> What is needed: Give every line of the material again, exactly as written.

[START]

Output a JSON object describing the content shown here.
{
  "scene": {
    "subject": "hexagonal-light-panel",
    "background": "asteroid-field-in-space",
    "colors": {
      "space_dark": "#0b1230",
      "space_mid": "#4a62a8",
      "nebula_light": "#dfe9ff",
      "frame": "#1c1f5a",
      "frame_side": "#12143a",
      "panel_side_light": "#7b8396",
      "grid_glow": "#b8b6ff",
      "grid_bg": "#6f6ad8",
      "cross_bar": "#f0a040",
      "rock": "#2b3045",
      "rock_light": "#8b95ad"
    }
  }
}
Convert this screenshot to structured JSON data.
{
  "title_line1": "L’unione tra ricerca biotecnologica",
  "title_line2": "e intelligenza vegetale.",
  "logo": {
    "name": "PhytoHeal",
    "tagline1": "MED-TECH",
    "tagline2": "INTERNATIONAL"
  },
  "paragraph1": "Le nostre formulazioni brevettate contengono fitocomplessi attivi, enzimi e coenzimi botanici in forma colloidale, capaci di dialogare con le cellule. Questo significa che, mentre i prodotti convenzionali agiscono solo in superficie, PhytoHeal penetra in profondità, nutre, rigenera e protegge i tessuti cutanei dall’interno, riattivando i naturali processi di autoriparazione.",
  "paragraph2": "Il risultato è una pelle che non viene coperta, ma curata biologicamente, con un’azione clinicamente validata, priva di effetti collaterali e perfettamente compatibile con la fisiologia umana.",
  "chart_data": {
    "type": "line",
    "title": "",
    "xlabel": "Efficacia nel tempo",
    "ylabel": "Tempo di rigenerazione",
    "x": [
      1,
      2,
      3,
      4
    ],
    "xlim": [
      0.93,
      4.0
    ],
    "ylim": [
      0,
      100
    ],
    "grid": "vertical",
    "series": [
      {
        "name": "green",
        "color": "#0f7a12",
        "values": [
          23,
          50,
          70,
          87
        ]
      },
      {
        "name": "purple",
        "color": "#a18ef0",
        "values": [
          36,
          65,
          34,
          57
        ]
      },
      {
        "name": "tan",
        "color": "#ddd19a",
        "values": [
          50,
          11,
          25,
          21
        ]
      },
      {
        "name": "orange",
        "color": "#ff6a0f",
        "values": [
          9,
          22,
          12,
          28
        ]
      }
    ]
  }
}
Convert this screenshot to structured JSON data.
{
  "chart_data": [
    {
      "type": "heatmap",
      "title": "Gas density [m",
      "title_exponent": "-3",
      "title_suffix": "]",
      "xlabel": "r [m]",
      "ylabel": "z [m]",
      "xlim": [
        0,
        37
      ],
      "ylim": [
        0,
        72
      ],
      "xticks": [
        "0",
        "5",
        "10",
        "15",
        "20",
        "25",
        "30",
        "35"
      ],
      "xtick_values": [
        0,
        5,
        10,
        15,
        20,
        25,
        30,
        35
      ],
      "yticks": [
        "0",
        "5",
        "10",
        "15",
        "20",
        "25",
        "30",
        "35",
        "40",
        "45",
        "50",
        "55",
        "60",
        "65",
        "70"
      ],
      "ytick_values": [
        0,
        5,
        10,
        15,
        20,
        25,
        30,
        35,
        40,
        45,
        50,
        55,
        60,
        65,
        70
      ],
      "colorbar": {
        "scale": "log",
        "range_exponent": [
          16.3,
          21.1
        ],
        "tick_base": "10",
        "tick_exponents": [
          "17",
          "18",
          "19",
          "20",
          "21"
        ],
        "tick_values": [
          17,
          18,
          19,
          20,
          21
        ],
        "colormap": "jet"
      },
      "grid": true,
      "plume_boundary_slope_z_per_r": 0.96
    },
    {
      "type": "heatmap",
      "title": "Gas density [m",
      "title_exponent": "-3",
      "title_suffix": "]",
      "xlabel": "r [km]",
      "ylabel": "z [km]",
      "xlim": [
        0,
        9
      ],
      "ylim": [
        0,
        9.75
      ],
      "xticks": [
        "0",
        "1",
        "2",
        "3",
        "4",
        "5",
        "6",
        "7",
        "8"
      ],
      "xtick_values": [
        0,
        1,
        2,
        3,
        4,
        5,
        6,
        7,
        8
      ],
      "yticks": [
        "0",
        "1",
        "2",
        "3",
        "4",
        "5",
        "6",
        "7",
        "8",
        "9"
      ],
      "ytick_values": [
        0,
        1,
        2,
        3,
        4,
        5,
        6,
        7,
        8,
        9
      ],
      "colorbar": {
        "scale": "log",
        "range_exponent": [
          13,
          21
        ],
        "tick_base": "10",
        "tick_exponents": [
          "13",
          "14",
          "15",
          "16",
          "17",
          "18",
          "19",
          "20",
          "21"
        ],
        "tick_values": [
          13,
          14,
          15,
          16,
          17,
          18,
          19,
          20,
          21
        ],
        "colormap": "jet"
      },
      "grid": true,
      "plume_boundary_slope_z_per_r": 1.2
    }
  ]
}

[END]

> Answer in full:
Output a JSON object describing the content shown here.
{
  "scene": {
    "subject": "hexagonal-light-panel",
    "background": "asteroid-field-in-space",
    "colors": {
      "space_dark": "#0b1230",
      "space_mid": "#4a62a8",
      "nebula_light": "#dfe9ff",
      "frame": "#1c1f5a",
      "frame_side": "#12143a",
      "panel_side_light": "#7b8396",
      "grid_glow": "#b8b6ff",
      "grid_bg": "#6f6ad8",
      "cross_bar": "#f0a040",
      "rock": "#2b3045",
      "rock_light": "#8b95ad"
    }
  }
}
Convert this screenshot to structured JSON data.
{
  "title_line1": "L’unione tra ricerca biotecnologica",
  "title_line2": "e intelligenza vegetale.",
  "logo": {
    "name": "PhytoHeal",
    "tagline1": "MED-TECH",
    "tagline2": "INTERNATIONAL"
  },
  "paragraph1": "Le nostre formulazioni brevettate contengono fitocomplessi attivi, enzimi e coenzimi botanici in forma colloidale, capaci di dialogare con le cellule. Questo significa che, mentre i prodotti convenzionali agiscono solo in superficie, PhytoHeal penetra in profondità, nutre, rigenera e protegge i tessuti cutanei dall’interno, riattivando i naturali processi di autoriparazione.",
  "paragraph2": "Il risultato è una pelle che non viene coperta, ma curata biologicamente, con un’azione clinicamente validata, priva di effetti collaterali e perfettamente compatibile con la fisiologia umana.",
  "chart_data": {
    "type": "line",
    "title": "",
    "xlabel": "Efficacia nel tempo",
    "ylabel": "Tempo di rigenerazione",
    "x": [
      1,
      2,
      3,
      4
    ],
    "xlim": [
      0.93,
      4.0
    ],
    "ylim": [
      0,
      100
    ],
    "grid": "vertical",
    "series": [
      {
        "name": "green",
        "color": "#0f7a12",
        "values": [
          23,
          50,
          70,
          87
        ]
      },
      {
        "name": "purple",
        "color": "#a18ef0",
        "values": [
          36,
          65,
          34,
          57
        ]
      },
      {
        "name": "tan",
        "color": "#ddd19a",
        "values": [
          50,
          11,
          25,
          21
        ]
      },
      {
        "name": "orange",
        "color": "#ff6a0f",
        "values": [
          9,
          22,
          12,
          28
        ]
      }
    ]
  }
}
Convert this screenshot to structured JSON data.
{
  "chart_data": [
    {
      "type": "heatmap",
      "title": "Gas density [m",
      "title_exponent": "-3",
      "title_suffix": "]",
      "xlabel": "r [m]",
      "ylabel": "z [m]",
      "xlim": [
        0,
        37
      ],
      "ylim": [
        0,
        72
      ],
      "xticks": [
        "0",
        "5",
        "10",
        "15",
        "20",
        "25",
        "30",
        "35"
      ],
      "xtick_values": [
        0,
        5,
        10,
        15,
        20,
        25,
        30,
        35
      ],
      "yticks": [
        "0",
        "5",
        "10",
        "15",
        "20",
        "25",
        "30",
        "35",
        "40",
        "45",
        "50",
        "55",
        "60",
        "65",
        "70"
      ],
      "ytick_values": [
        0,
        5,
        10,
        15,
        20,
        25,
        30,
        35,
        40,
        45,
        50,
        55,
        60,
        65,
        70
      ],
      "colorbar": {
        "scale": "log",
        "range_exponent": [
          16.3,
          21.1
        ],
        "tick_base": "10",
        "tick_exponents": [
          "17",
          "18",
          "19",
          "20",
          "21"
        ],
        "tick_values": [
          17,
          18,
          19,
          20,
          21
        ],
        "colormap": "jet"
      },
      "grid": true,
      "plume_boundary_slope_z_per_r": 0.96
    },
    {
      "type": "heatmap",
      "title": "Gas density [m",
      "title_exponent": "-3",
      "title_suffix": "]",
      "xlabel": "r [km]",
      "ylabel": "z [km]",
      "xlim": [
        0,
        9
      ],
      "ylim": [
        0,
        9.75
      ],
      "xticks": [
        "0",
        "1",
        "2",
        "3",
        "4",
        "5",
        "6",
        "7",
        "8"
      ],
      "xtick_values": [
        0,
        1,
        2,
        3,
        4,
        5,
        6,
        7,
        8
      ],
      "yticks": [
        "0",
        "1",
        "2",
        "3",
        "4",
        "5",
        "6",
        "7",
        "8",
        "9"
      ],
      "ytick_values": [
        0,
        1,
        2,
        3,
        4,
        5,
        6,
        7,
        8,
        9
      ],
      "colorbar": {
        "scale": "log",
        "range_exponent": [
          13,
          21
        ],
        "tick_base": "10",
        "tick_exponents": [
          "13",
          "14",
          "15",
          "16",
          "17",
          "18",
          "19",
          "20",
          "21"
        ],
        "tick_values": [
          13,
          14,
          15,
          16,
          17,
          18,
          19,
          20,
          21
        ],
        "colormap": "jet"
      },
      "grid": true,
      "plume_boundary_slope_z_per_r": 1.2
    }
  ]
}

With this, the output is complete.